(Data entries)
━━━━━━━━

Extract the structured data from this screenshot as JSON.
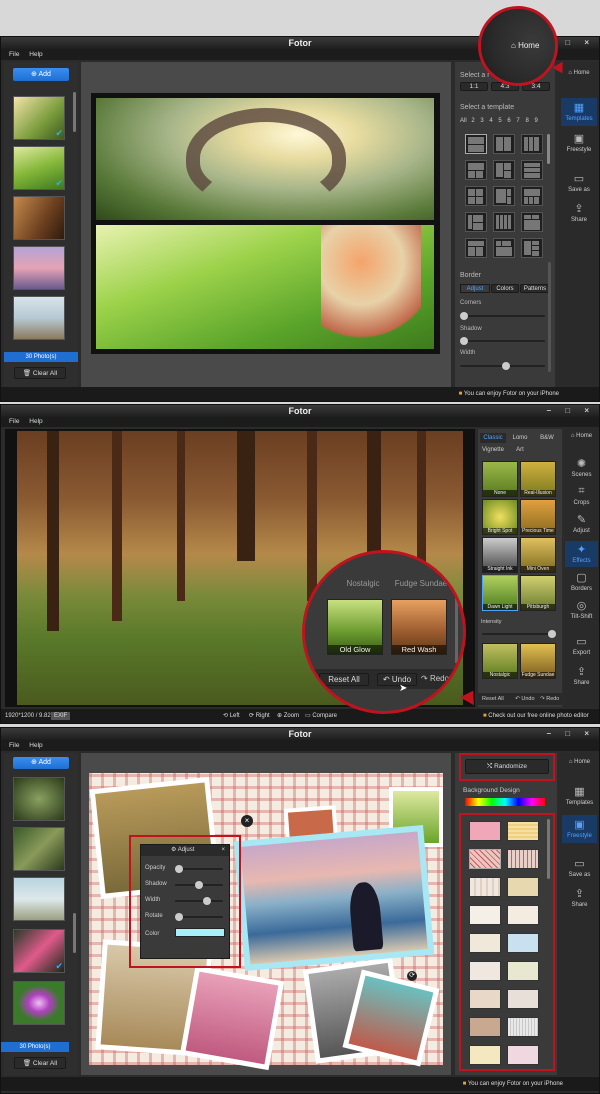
{
  "s1": {
    "title": "Fotor",
    "menu": [
      "File",
      "Help"
    ],
    "add_label": "Add",
    "photo_count": "30 Photo(s)",
    "clear_all": "Clear All",
    "select_ratio": "Select a r",
    "ratios": [
      "1:1",
      "4:3",
      "3:4"
    ],
    "select_template": "Select a template",
    "template_tabs": [
      "All",
      "2",
      "3",
      "4",
      "5",
      "6",
      "7",
      "8",
      "9"
    ],
    "border_label": "Border",
    "border_tabs": [
      "Adjust",
      "Colors",
      "Patterns"
    ],
    "sliders": [
      "Corners",
      "Shadow",
      "Width"
    ],
    "nav": [
      "Home",
      "Templates",
      "Freestyle",
      "Save as",
      "Share"
    ],
    "status": "You can enjoy Fotor on your iPhone"
  },
  "s2": {
    "title": "Fotor",
    "menu": [
      "File",
      "Help"
    ],
    "tabs": [
      "Classic",
      "Lomo",
      "B&W",
      "Vignette",
      "Art"
    ],
    "effects": [
      "None",
      "Real-Illusion",
      "Bright Spot",
      "Precious Time",
      "Straight Ink",
      "Mini Oven",
      "Dawn Light",
      "Pittsburgh",
      "Nostalgic",
      "Fudge Sundae"
    ],
    "intensity": "Intensity",
    "reset_all": "Reset All",
    "undo": "Undo",
    "redo": "Redo",
    "zoom_effects": [
      "Nostalgic",
      "Fudge Sundae",
      "Old Glow",
      "Red Wash"
    ],
    "nav": [
      "Home",
      "Scenes",
      "Crops",
      "Adjust",
      "Effects",
      "Borders",
      "Tilt-Shift",
      "Export",
      "Share"
    ],
    "file_info": "1920*1200 / 9.82MB",
    "exif": "EXIF",
    "tools": [
      "Left",
      "Right",
      "Zoom",
      "Compare"
    ],
    "status": "Check out our free online photo editor"
  },
  "s3": {
    "title": "Fotor",
    "menu": [
      "File",
      "Help"
    ],
    "add_label": "Add",
    "photo_count": "30 Photo(s)",
    "clear_all": "Clear All",
    "randomize": "Randomize",
    "bg_design": "Background Design",
    "adjust_title": "Adjust",
    "adjust_rows": [
      "Opacity",
      "Shadow",
      "Width",
      "Rotate",
      "Color"
    ],
    "nav": [
      "Home",
      "Templates",
      "Freestyle",
      "Save as",
      "Share"
    ],
    "status": "You can enjoy Fotor on your iPhone"
  },
  "colors": {
    "accent_blue": "#2f86ea",
    "highlight_red": "#c1121f"
  }
}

━━━━━━━━

* **WHAT YOU ARE ASKED TO DO**:
What comes back should match the records exactly, minus any pictures.

* **EXERCISE RESPONSE**:
Extract the structured data from this screenshot as JSON.
{
  "s1": {
    "title": "Fotor",
    "menu": [
      "File",
      "Help"
    ],
    "add_label": "Add",
    "photo_count": "30 Photo(s)",
    "clear_all": "Clear All",
    "select_ratio": "Select a r",
    "ratios": [
      "1:1",
      "4:3",
      "3:4"
    ],
    "select_template": "Select a template",
    "template_tabs": [
      "All",
      "2",
      "3",
      "4",
      "5",
      "6",
      "7",
      "8",
      "9"
    ],
    "border_label": "Border",
    "border_tabs": [
      "Adjust",
      "Colors",
      "Patterns"
    ],
    "sliders": [
      "Corners",
      "Shadow",
      "Width"
    ],
    "nav": [
      "Home",
      "Templates",
      "Freestyle",
      "Save as",
      "Share"
    ],
    "status": "You can enjoy Fotor on your iPhone"
  },
  "s2": {
    "title": "Fotor",
    "menu": [
      "File",
      "Help"
    ],
    "tabs": [
      "Classic",
      "Lomo",
      "B&W",
      "Vignette",
      "Art"
    ],
    "effects": [
      "None",
      "Real-Illusion",
      "Bright Spot",
      "Precious Time",
      "Straight Ink",
      "Mini Oven",
      "Dawn Light",
      "Pittsburgh",
      "Nostalgic",
      "Fudge Sundae"
    ],
    "intensity": "Intensity",
    "reset_all": "Reset All",
    "undo": "Undo",
    "redo": "Redo",
    "zoom_effects": [
      "Nostalgic",
      "Fudge Sundae",
      "Old Glow",
      "Red Wash"
    ],
    "nav": [
      "Home",
      "Scenes",
      "Crops",
      "Adjust",
      "Effects",
      "Borders",
      "Tilt-Shift",
      "Export",
      "Share"
    ],
    "file_info": "1920*1200 / 9.82MB",
    "exif": "EXIF",
    "tools": [
      "Left",
      "Right",
      "Zoom",
      "Compare"
    ],
    "status": "Check out our free online photo editor"
  },
  "s3": {
    "title": "Fotor",
    "menu": [
      "File",
      "Help"
    ],
    "add_label": "Add",
    "photo_count": "30 Photo(s)",
    "clear_all": "Clear All",
    "randomize": "Randomize",
    "bg_design": "Background Design",
    "adjust_title": "Adjust",
    "adjust_rows": [
      "Opacity",
      "Shadow",
      "Width",
      "Rotate",
      "Color"
    ],
    "nav": [
      "Home",
      "Templates",
      "Freestyle",
      "Save as",
      "Share"
    ],
    "status": "You can enjoy Fotor on your iPhone"
  },
  "colors": {
    "accent_blue": "#2f86ea",
    "highlight_red": "#c1121f"
  }
}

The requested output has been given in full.